WHAT THE EXERCISE ASKS | Give the listing again exactly, omitting its images.

--

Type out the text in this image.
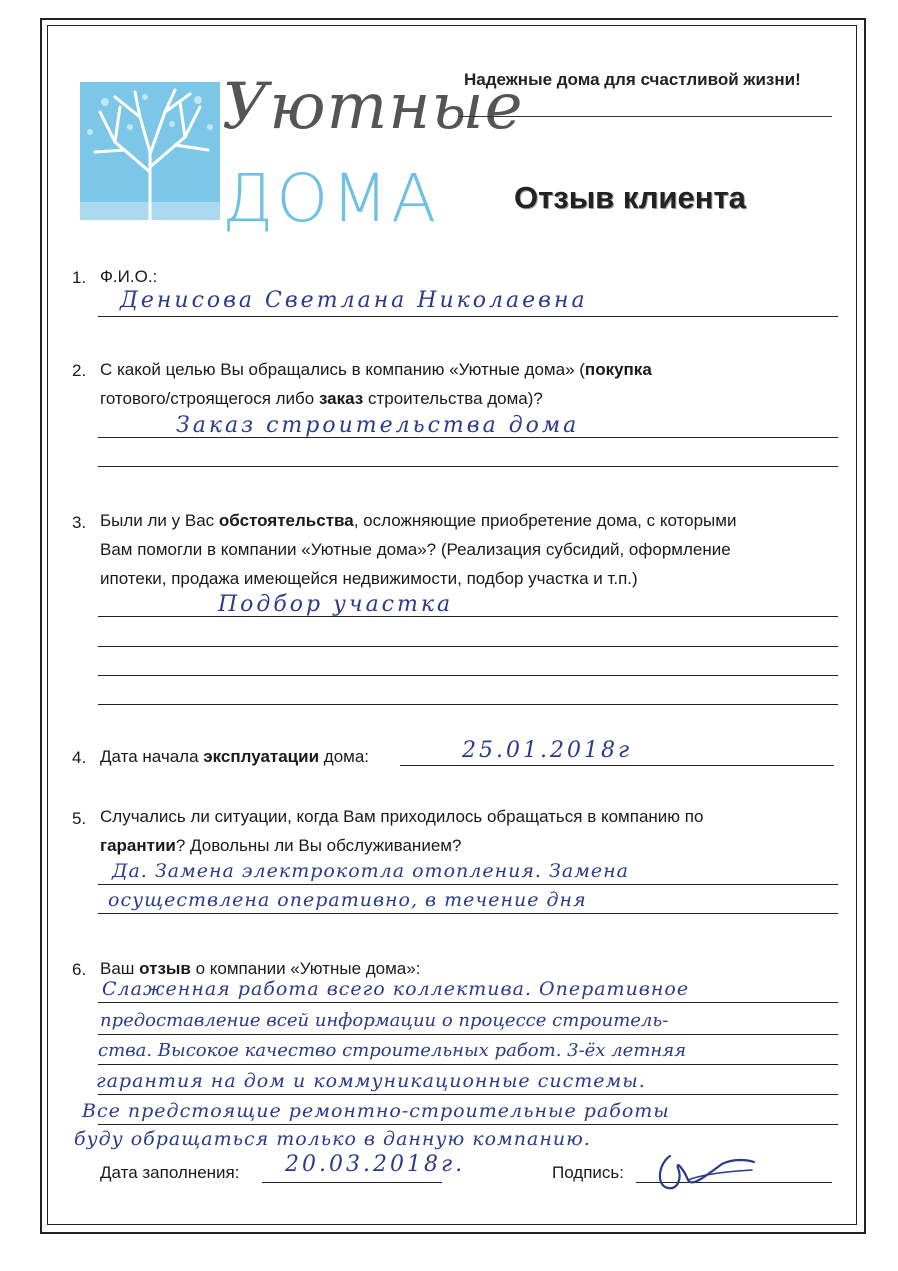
Уютные
ДОМА
Надежные дома для счастливой жизни!
Отзыв клиента
1. Ф.И.О.:
Денисова Светлана Николаевна
2. С какой целью Вы обращались в компанию «Уютные дома» (покупка
готового/строящегося либо заказ строительства дома)?
Заказ строительства дома
3. Были ли у Вас обстоятельства, осложняющие приобретение дома, с которыми
Вам помогли в компании «Уютные дома»? (Реализация субсидий, оформление
ипотеки, продажа имеющейся недвижимости, подбор участка и т.п.)
Подбор участка
4. Дата начала эксплуатации дома:	25.01.2018г
5. Случались ли ситуации, когда Вам приходилось обращаться в компанию по
гарантии? Довольны ли Вы обслуживанием?
Да. Замена электрокотла отопления. Замена
осуществлена оперативно, в течение дня
6. Ваш отзыв о компании «Уютные дома»:
Слаженная работа всего коллектива. Оперативное
предоставление всей информации о процессе строитель-
ства. Высокое качество строительных работ. 3-ёх летняя
гарантия на дом и коммуникационные системы.
Все предстоящие ремонтно-строительные работы
буду обращаться только в данную компанию.
Дата заполнения: 20.03.2018г.	Подпись:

--

SOLVED EXERCISE |
Type out the text in this image.
Уютные
ДОМА
Надежные дома для счастливой жизни!
Отзыв клиента
1. Ф.И.О.:
Денисова Светлана Николаевна
2. С какой целью Вы обращались в компанию «Уютные дома» (покупка
готового/строящегося либо заказ строительства дома)?
Заказ строительства дома
3. Были ли у Вас обстоятельства, осложняющие приобретение дома, с которыми
Вам помогли в компании «Уютные дома»? (Реализация субсидий, оформление
ипотеки, продажа имеющейся недвижимости, подбор участка и т.п.)
Подбор участка
4. Дата начала эксплуатации дома:	25.01.2018г
5. Случались ли ситуации, когда Вам приходилось обращаться в компанию по
гарантии? Довольны ли Вы обслуживанием?
Да. Замена электрокотла отопления. Замена
осуществлена оперативно, в течение дня
6. Ваш отзыв о компании «Уютные дома»:
Слаженная работа всего коллектива. Оперативное
предоставление всей информации о процессе строитель-
ства. Высокое качество строительных работ. 3-ёх летняя
гарантия на дом и коммуникационные системы.
Все предстоящие ремонтно-строительные работы
буду обращаться только в данную компанию.
Дата заполнения: 20.03.2018г.	Подпись:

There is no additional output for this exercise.